--- START ---

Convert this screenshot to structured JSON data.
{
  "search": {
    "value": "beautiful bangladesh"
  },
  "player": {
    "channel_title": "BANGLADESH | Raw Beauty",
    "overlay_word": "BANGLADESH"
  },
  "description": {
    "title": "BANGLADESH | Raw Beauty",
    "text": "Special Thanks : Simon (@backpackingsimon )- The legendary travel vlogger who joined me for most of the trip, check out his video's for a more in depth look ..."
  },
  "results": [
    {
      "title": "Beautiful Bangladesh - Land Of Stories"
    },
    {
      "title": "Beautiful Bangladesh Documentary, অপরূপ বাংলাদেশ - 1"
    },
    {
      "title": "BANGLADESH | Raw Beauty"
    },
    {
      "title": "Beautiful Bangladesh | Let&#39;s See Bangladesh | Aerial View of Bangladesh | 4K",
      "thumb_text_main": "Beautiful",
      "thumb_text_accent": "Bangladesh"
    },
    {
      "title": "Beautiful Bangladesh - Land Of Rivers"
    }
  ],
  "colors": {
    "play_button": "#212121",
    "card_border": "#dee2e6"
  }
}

--- END ---

» WHAT NEEDS TO BE DONE:
Report the number of lines in the entries above that include the string "Land". Give nothing but the number.

» OUTPUT FOR THIS TASK:
2